* Begin Data for the task *

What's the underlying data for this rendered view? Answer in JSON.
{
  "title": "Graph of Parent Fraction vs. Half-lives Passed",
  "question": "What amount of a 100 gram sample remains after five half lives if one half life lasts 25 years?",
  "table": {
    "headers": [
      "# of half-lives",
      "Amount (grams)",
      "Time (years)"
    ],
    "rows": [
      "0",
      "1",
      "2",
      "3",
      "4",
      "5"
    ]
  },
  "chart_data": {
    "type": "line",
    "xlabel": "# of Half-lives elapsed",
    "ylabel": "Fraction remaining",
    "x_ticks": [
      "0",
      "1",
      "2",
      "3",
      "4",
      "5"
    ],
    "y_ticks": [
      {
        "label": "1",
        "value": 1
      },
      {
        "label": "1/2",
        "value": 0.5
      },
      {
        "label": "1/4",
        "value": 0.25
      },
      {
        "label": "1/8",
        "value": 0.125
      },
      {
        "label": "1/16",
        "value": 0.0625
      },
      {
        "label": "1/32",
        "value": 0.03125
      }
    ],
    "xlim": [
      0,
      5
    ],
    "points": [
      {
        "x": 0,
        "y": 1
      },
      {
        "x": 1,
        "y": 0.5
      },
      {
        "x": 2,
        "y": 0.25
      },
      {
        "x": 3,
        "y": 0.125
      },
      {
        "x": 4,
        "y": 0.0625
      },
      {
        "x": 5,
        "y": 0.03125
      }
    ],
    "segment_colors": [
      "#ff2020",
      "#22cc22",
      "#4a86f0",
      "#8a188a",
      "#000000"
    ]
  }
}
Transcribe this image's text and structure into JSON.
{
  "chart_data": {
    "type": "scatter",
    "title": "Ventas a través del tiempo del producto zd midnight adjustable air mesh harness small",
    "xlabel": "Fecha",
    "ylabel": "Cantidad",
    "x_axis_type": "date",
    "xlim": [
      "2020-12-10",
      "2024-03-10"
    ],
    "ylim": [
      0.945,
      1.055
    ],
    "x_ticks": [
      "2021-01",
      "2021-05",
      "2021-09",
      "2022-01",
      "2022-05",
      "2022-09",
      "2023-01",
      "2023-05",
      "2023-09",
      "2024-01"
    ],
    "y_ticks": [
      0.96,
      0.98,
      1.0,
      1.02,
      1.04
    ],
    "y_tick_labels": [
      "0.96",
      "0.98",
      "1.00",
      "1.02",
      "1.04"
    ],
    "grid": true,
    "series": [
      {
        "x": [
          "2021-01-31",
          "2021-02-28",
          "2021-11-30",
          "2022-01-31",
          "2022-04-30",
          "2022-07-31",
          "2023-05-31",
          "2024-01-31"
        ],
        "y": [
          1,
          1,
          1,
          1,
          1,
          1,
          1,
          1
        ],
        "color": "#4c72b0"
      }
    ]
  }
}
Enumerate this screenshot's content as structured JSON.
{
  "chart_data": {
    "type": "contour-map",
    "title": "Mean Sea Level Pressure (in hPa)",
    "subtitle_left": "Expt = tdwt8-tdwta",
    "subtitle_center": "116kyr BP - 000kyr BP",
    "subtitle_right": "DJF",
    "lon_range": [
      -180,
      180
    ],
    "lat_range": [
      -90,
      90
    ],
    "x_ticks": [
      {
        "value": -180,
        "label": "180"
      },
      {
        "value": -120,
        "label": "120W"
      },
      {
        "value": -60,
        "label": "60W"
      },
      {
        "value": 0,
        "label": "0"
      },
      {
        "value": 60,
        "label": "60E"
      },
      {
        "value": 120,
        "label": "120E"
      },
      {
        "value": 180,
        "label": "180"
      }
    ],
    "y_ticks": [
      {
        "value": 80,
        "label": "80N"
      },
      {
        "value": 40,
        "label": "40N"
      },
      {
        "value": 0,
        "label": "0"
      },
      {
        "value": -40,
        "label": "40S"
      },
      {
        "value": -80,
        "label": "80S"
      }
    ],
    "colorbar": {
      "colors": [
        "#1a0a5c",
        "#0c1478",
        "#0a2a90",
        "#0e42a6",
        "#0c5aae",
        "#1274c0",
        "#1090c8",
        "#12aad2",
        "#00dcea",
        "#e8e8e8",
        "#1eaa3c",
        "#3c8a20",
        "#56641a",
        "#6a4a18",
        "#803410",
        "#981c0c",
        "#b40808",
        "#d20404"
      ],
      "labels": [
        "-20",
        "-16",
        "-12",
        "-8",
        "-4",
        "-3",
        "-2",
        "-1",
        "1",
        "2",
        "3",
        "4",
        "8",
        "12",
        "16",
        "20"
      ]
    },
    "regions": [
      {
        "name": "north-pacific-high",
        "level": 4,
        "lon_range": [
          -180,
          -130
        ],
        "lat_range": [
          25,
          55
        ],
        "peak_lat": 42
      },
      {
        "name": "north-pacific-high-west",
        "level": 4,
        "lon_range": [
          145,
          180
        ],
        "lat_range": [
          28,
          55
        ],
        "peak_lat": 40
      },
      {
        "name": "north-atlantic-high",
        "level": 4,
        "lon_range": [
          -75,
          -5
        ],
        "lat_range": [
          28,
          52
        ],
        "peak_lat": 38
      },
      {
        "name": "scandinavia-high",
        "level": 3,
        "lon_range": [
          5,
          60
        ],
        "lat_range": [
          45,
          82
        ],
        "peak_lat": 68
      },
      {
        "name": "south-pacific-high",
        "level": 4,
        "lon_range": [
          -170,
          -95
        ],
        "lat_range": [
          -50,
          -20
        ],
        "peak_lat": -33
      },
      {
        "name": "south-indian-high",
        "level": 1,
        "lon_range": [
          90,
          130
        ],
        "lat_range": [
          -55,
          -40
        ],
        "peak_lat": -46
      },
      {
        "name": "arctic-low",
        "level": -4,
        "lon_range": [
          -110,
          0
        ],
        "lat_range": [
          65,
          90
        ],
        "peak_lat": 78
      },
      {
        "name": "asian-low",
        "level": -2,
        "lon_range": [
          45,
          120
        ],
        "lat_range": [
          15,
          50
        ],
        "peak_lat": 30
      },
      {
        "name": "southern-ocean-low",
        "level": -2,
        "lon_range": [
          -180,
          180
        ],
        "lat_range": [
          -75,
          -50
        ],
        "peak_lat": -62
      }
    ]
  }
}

* End Data for the task *

Task details: Copy each line that holds the word "pacific".

Reply to the task:
        "name": "north-pacific-high",
        "name": "north-pacific-high-west",
        "name": "south-pacific-high",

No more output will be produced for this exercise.